Review the listing and copy each line that holds the word "used".

(Stored records)
------------

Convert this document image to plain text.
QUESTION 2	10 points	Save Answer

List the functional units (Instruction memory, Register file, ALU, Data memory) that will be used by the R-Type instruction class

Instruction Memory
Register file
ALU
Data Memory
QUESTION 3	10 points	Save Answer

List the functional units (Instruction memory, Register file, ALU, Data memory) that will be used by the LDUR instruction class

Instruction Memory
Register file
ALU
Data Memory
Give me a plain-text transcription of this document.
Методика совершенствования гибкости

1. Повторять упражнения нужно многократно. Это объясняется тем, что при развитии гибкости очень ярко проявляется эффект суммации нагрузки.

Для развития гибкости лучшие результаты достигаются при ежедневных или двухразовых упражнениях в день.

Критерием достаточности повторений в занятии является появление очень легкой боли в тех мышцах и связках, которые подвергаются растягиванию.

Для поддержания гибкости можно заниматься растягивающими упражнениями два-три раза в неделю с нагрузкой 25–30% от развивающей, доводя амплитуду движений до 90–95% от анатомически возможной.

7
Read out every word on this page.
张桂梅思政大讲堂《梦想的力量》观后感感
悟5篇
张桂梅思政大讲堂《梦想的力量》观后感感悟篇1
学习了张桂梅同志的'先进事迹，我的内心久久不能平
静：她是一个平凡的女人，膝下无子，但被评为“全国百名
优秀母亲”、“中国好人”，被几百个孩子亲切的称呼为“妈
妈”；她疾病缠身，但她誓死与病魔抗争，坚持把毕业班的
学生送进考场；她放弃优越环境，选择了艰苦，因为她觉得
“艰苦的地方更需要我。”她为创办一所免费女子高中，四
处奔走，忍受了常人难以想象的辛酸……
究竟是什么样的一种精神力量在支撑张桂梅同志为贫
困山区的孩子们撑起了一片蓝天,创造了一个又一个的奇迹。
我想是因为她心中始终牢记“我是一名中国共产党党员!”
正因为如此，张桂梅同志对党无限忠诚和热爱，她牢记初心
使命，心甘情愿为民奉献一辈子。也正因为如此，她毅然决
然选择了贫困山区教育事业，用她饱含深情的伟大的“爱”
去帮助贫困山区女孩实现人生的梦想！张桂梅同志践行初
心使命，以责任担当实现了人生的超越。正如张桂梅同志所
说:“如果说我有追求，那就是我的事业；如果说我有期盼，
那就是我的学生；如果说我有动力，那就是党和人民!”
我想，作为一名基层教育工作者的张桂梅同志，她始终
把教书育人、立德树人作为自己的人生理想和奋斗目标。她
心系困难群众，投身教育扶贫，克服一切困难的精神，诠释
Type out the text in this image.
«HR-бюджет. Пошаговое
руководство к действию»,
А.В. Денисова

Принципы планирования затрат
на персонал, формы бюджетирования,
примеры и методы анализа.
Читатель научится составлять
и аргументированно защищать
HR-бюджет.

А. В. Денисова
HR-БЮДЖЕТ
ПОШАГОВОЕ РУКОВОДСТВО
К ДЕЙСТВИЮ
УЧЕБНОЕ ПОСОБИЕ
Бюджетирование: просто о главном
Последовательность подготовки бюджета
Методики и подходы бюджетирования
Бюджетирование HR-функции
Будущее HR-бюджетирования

------------

» **The completed task**:
List the functional units (Instruction memory, Register file, ALU, Data memory) that will be used by the R-Type instruction class
List the functional units (Instruction memory, Register file, ALU, Data memory) that will be used by the LDUR instruction class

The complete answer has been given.